作業内容 -
1: 黒部川電源開発の講演記事で、堀江さんの報告の題は何か。
2: 黒部川電源開発の講演記事を、最後の文の後から書き進めよ。

本文 -
★ ★ ★ ★ ★ ★ ★

2025年01月09日 10:20 歴史

戦争遂行のための電源開発/東京・新宿で講演

富山・黒部川電源開発と朝鮮人労働者について講演があった。

企画展「『強制連行』『強制労働』の否定に抗う~各地の追悼・継承の場をたずねて~」(24年7月4日~25年1月26日)を開催中の高麗博物館(東京都新宿区)で昨年12月14日、富山県を中心に活動する堀江節子さん(76、フリーライター)のライブトークが行われた。

「黒部川電源開発と朝鮮人労働者」と題して報告した堀江さんは、1930年代、軍需物資生産のために黒部川上流で進められた電源開発と、それに携わった朝鮮人労働者の実態について、当時の新聞報道や体験者の証言といった資料を用いて解説した。

北アルプスに源流がある黒部川は、その急峻な地形と豊富な水量から、1920年代から60年代にかけて水力発電のための施設建設が進んだ。とりわけ黒部川第三発電所(通称、黒三)は41年まで、強制動員された多くの朝鮮人が従事する現場であった。堀江さんは講演で、「富山の近代化は、ツルハシとスコップとダイナマイトを手に、最底辺で働いた朝鮮人労働者の存在なしに考えられない」と指摘。「かれらは奴隷労働を強いられながらも、団結とストライキを武器に、電力会社や元請けの組を相手に労働条件について交渉し、自らの地位を築いていった」と語った。

かつて発電所やダム建設のために作られた黒部峡谷の水平歩道(黒部・宇奈月温泉観光局HPより引用)

★ ★ ★ ★ ★ ★ ★

データ -
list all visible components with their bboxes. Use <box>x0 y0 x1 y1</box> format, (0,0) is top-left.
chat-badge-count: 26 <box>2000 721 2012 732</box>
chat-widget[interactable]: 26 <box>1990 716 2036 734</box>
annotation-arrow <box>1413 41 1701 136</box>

★ ★ ★ ★ ★ ★ ★

回答 -
1: 「黒部川電源開発と朝鮮人労働者」

2:
企画展の関連イベントとして催されたこの日のライブトークは、オンラインでも配信された。一方、同企画展は今年に朝鮮解放から80年を迎えるにあたり、日本の植民地支配の歴史と改めて向き合い、その本質を見つめることを目的に企画された。

黒部川水系の発電施設群は2017年12月、発電施設の大規模化を象徴する「自然と一体化した電源開発の究極」だとして「日本の20世紀遺産20選」に選出された。これに象徴されるように、国や地元自治体は近年、黒部一帯のダムや発電所を「日本の近代化を象徴」する施設だとアピールするなど、社会的にも「観光地」と認識されて久しい地ではないだろうか。

昨年12月14日、高麗博物館(東京都新宿区)でのライブトークに登壇したフリーライターの堀江節子さん(76)は、そうした状況を憂いながら、「黒三(黒部川第三発電所の通称)は知られていても、その建設に朝鮮人労働者が関わったのを知る人は、地元・富山にもほとんどいない」と口火を切った。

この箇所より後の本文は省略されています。